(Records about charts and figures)
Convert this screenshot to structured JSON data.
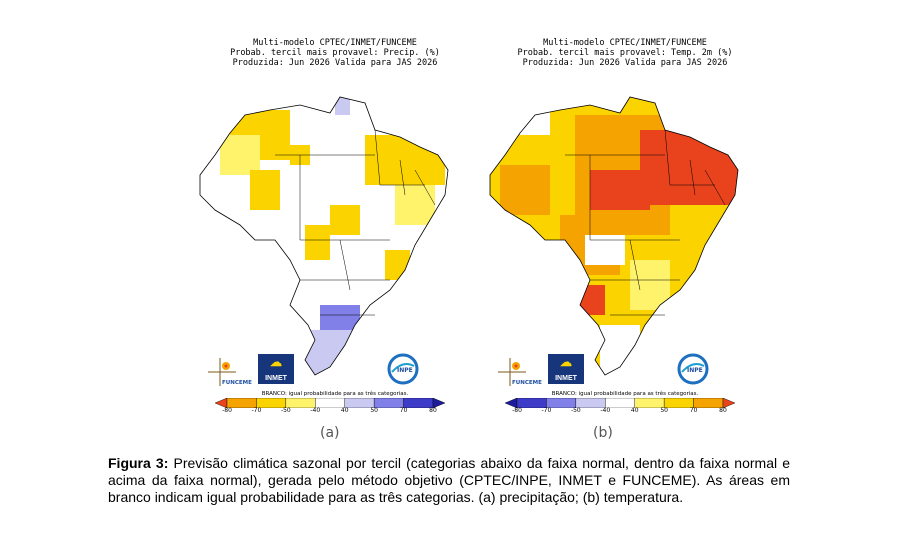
{
  "panel_a": {
    "title_line1": "Multi-modelo CPTEC/INMET/FUNCEME",
    "title_line2": "Probab. tercil mais provavel: Precip. (%)",
    "title_line3": "Produzida: Jun 2026   Valida para JAS 2026",
    "legend_note": "BRANCO: igual probabilidade para as três categorias.",
    "ticks": [
      "-80",
      "-70",
      "-50",
      "-40",
      "40",
      "50",
      "70",
      "80"
    ],
    "colors": [
      "#e8431c",
      "#f5a300",
      "#fbd400",
      "#fff36b",
      "#ffffff",
      "#c9c9f2",
      "#8080e8",
      "#3c3cc8",
      "#1d1d9c"
    ],
    "label": "(a)",
    "logos": {
      "funceme": "FUNCEME",
      "inmet": "INMET",
      "inpe": "INPE"
    }
  },
  "panel_b": {
    "title_line1": "Multi-modelo CPTEC/INMET/FUNCEME",
    "title_line2": "Probab. tercil mais provavel: Temp. 2m (%)",
    "title_line3": "Produzida: Jun 2026   Valida para JAS 2026",
    "legend_note": "BRANCO: igual probabilidade para as três categorias.",
    "ticks": [
      "-80",
      "-70",
      "-50",
      "-40",
      "40",
      "50",
      "70",
      "80"
    ],
    "colors": [
      "#1d1d9c",
      "#3c3cc8",
      "#8080e8",
      "#c9c9f2",
      "#ffffff",
      "#fff36b",
      "#fbd400",
      "#f5a300",
      "#e8431c"
    ],
    "label": "(b)",
    "logos": {
      "funceme": "FUNCEME",
      "inmet": "INMET",
      "inpe": "INPE"
    }
  },
  "caption": {
    "prefix": "Figura 3:",
    "text": "Previsão climática sazonal por tercil (categorias abaixo da faixa normal, dentro da faixa normal e acima da faixa normal), gerada pelo método objetivo (CPTEC/INPE, INMET e FUNCEME). As áreas em branco indicam igual probabilidade para as três categorias. (a) precipitação; (b) temperatura."
  }
}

What you need to do: Output every entry verbatim. Pictures do not belong in the copy.

Written reply:
Convert this screenshot to structured JSON data.
{
  "panel_a": {
    "title_line1": "Multi-modelo CPTEC/INMET/FUNCEME",
    "title_line2": "Probab. tercil mais provavel: Precip. (%)",
    "title_line3": "Produzida: Jun 2026   Valida para JAS 2026",
    "legend_note": "BRANCO: igual probabilidade para as três categorias.",
    "ticks": [
      "-80",
      "-70",
      "-50",
      "-40",
      "40",
      "50",
      "70",
      "80"
    ],
    "colors": [
      "#e8431c",
      "#f5a300",
      "#fbd400",
      "#fff36b",
      "#ffffff",
      "#c9c9f2",
      "#8080e8",
      "#3c3cc8",
      "#1d1d9c"
    ],
    "label": "(a)",
    "logos": {
      "funceme": "FUNCEME",
      "inmet": "INMET",
      "inpe": "INPE"
    }
  },
  "panel_b": {
    "title_line1": "Multi-modelo CPTEC/INMET/FUNCEME",
    "title_line2": "Probab. tercil mais provavel: Temp. 2m (%)",
    "title_line3": "Produzida: Jun 2026   Valida para JAS 2026",
    "legend_note": "BRANCO: igual probabilidade para as três categorias.",
    "ticks": [
      "-80",
      "-70",
      "-50",
      "-40",
      "40",
      "50",
      "70",
      "80"
    ],
    "colors": [
      "#1d1d9c",
      "#3c3cc8",
      "#8080e8",
      "#c9c9f2",
      "#ffffff",
      "#fff36b",
      "#fbd400",
      "#f5a300",
      "#e8431c"
    ],
    "label": "(b)",
    "logos": {
      "funceme": "FUNCEME",
      "inmet": "INMET",
      "inpe": "INPE"
    }
  },
  "caption": {
    "prefix": "Figura 3:",
    "text": "Previsão climática sazonal por tercil (categorias abaixo da faixa normal, dentro da faixa normal e acima da faixa normal), gerada pelo método objetivo (CPTEC/INPE, INMET e FUNCEME). As áreas em branco indicam igual probabilidade para as três categorias. (a) precipitação; (b) temperatura."
  }
}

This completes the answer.